Exercise input
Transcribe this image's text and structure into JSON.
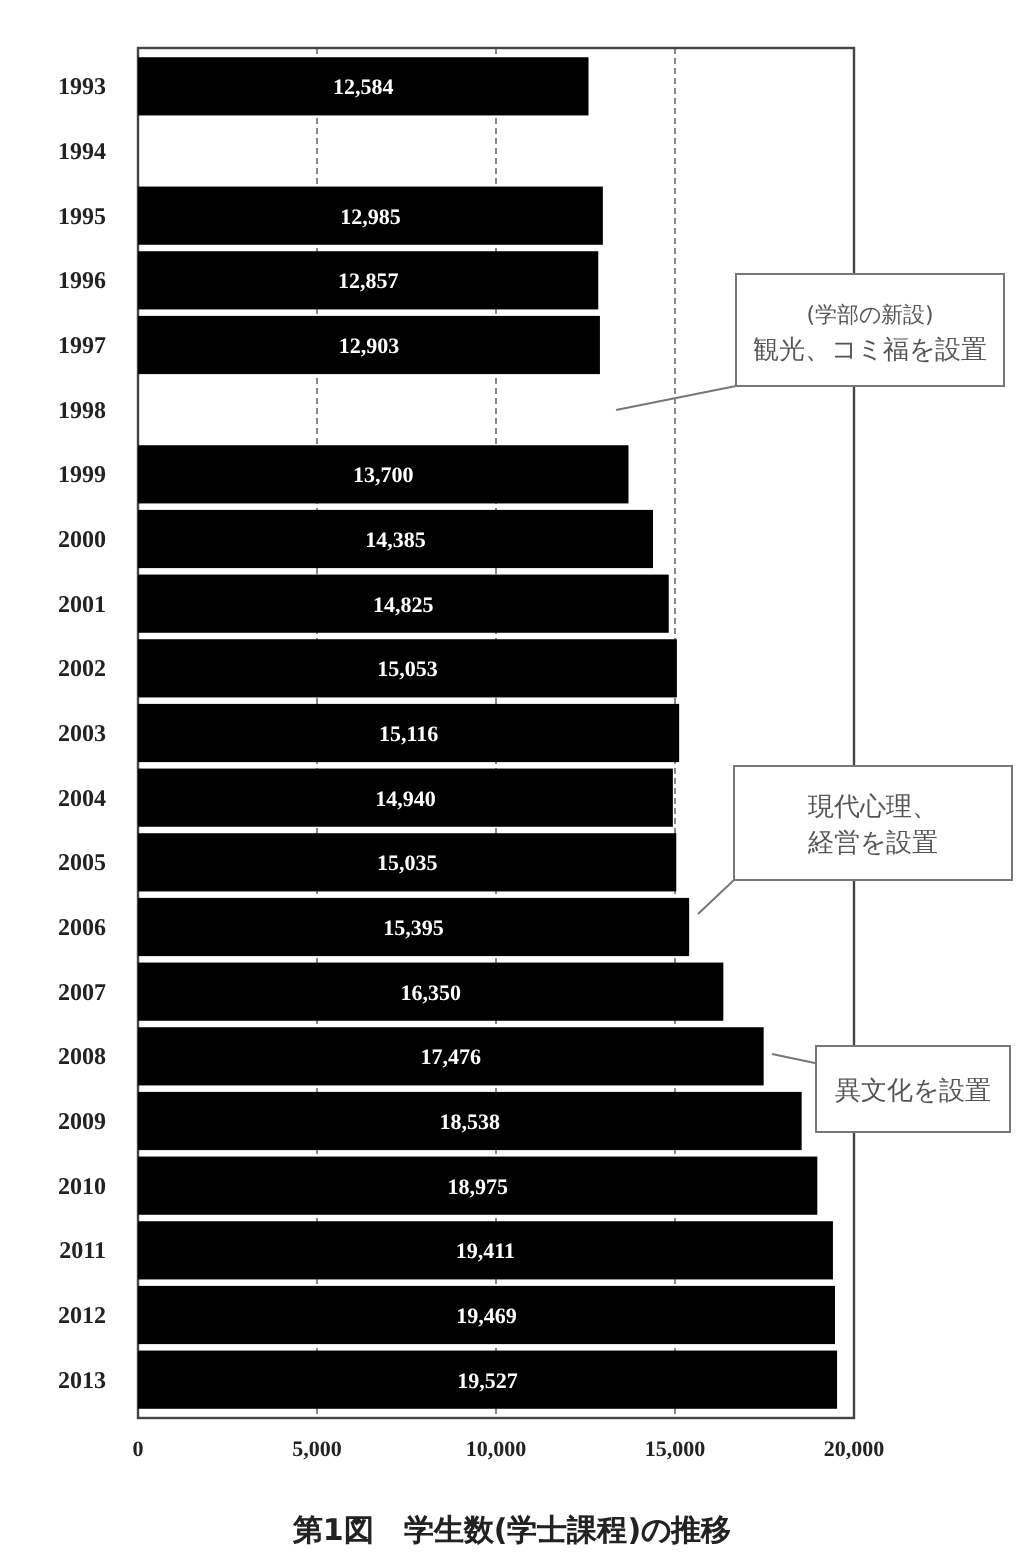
{
  "chart_data": {
    "type": "bar",
    "orientation": "horizontal",
    "title": "第1図　学生数(学士課程)の推移",
    "categories": [
      "1993",
      "1994",
      "1995",
      "1996",
      "1997",
      "1998",
      "1999",
      "2000",
      "2001",
      "2002",
      "2003",
      "2004",
      "2005",
      "2006",
      "2007",
      "2008",
      "2009",
      "2010",
      "2011",
      "2012",
      "2013"
    ],
    "values": [
      12584,
      null,
      12985,
      12857,
      12903,
      null,
      13700,
      14385,
      14825,
      15053,
      15116,
      14940,
      15035,
      15395,
      16350,
      17476,
      18538,
      18975,
      19411,
      19469,
      19527
    ],
    "value_labels": [
      "12,584",
      null,
      "12,985",
      "12,857",
      "12,903",
      null,
      "13,700",
      "14,385",
      "14,825",
      "15,053",
      "15,116",
      "14,940",
      "15,035",
      "15,395",
      "16,350",
      "17,476",
      "18,538",
      "18,975",
      "19,411",
      "19,469",
      "19,527"
    ],
    "color": "#000000",
    "xlim": [
      0,
      20000
    ],
    "xticks": [
      0,
      {
        "value": 5000,
        "label": "5,000"
      },
      {
        "value": 10000,
        "label": "10,000"
      },
      {
        "value": 15000,
        "label": "15,000"
      },
      {
        "value": 20000,
        "label": "20,000"
      }
    ],
    "grid": "x",
    "annotations": [
      "(学部の新設)",
      "観光、コミ福を設置",
      "現代心理、経営を設置",
      "異文化を設置"
    ]
  }
}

What the exercise asks
Send back the data above word for word, with the pictures left out.

Written answer
Transcribe this image's text and structure into JSON.
{
  "chart_data": {
    "type": "bar",
    "orientation": "horizontal",
    "title": "第1図　学生数(学士課程)の推移",
    "categories": [
      "1993",
      "1994",
      "1995",
      "1996",
      "1997",
      "1998",
      "1999",
      "2000",
      "2001",
      "2002",
      "2003",
      "2004",
      "2005",
      "2006",
      "2007",
      "2008",
      "2009",
      "2010",
      "2011",
      "2012",
      "2013"
    ],
    "values": [
      12584,
      null,
      12985,
      12857,
      12903,
      null,
      13700,
      14385,
      14825,
      15053,
      15116,
      14940,
      15035,
      15395,
      16350,
      17476,
      18538,
      18975,
      19411,
      19469,
      19527
    ],
    "value_labels": [
      "12,584",
      null,
      "12,985",
      "12,857",
      "12,903",
      null,
      "13,700",
      "14,385",
      "14,825",
      "15,053",
      "15,116",
      "14,940",
      "15,035",
      "15,395",
      "16,350",
      "17,476",
      "18,538",
      "18,975",
      "19,411",
      "19,469",
      "19,527"
    ],
    "color": "#000000",
    "xlim": [
      0,
      20000
    ],
    "xticks": [
      0,
      {
        "value": 5000,
        "label": "5,000"
      },
      {
        "value": 10000,
        "label": "10,000"
      },
      {
        "value": 15000,
        "label": "15,000"
      },
      {
        "value": 20000,
        "label": "20,000"
      }
    ],
    "grid": "x",
    "annotations": [
      "(学部の新設)",
      "観光、コミ福を設置",
      "現代心理、経営を設置",
      "異文化を設置"
    ]
  }
}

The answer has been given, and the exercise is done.